:: STATED GOAL ::
In the records that follow, show each line where the word "notes" is present.

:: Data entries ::
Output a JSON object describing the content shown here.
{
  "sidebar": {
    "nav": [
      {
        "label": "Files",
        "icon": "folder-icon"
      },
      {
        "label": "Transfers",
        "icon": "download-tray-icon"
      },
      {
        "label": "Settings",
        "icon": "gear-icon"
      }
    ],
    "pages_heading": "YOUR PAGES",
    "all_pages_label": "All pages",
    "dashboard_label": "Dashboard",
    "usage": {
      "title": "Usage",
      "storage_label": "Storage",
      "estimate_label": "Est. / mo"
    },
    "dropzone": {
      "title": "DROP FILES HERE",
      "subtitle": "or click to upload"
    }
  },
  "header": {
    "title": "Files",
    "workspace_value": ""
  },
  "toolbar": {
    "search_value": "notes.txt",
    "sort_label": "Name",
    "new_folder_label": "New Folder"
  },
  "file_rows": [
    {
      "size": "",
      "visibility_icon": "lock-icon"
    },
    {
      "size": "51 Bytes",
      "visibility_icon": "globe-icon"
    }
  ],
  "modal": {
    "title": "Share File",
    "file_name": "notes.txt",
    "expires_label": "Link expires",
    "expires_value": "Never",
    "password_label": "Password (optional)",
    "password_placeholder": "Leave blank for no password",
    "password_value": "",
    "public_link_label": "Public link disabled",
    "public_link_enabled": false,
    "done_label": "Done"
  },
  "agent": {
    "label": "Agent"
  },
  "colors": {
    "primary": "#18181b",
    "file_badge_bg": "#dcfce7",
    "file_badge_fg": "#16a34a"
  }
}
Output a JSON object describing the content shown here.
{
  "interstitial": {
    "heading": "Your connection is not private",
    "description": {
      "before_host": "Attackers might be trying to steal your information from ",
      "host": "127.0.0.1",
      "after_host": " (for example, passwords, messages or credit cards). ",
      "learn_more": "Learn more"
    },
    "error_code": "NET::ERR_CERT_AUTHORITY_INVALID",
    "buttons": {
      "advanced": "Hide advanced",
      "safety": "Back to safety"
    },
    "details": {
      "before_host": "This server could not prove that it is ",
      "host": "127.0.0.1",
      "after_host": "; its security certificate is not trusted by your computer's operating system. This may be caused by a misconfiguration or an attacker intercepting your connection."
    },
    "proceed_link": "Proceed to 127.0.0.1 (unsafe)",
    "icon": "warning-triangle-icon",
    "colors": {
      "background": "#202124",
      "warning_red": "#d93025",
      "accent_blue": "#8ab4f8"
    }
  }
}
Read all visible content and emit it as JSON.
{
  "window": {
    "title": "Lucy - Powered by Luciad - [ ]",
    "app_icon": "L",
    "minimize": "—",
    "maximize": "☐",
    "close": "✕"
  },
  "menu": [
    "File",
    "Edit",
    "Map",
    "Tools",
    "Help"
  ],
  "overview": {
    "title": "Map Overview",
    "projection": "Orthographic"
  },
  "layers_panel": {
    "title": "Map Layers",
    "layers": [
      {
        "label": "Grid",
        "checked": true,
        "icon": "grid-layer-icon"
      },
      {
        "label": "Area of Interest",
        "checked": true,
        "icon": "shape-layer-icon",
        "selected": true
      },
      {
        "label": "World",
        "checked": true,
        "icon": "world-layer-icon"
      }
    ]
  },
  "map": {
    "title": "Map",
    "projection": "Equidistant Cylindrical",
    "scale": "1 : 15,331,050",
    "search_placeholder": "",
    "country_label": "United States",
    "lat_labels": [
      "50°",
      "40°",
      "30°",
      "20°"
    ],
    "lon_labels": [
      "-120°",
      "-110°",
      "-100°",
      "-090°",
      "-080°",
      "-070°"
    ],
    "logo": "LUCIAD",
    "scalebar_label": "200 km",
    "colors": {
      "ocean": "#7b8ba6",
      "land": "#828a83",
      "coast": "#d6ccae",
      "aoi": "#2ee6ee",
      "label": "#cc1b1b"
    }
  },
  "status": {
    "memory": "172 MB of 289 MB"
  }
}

:: PROBLEM SOLUTION ::
    "search_value": "notes.txt",
    "file_name": "notes.txt",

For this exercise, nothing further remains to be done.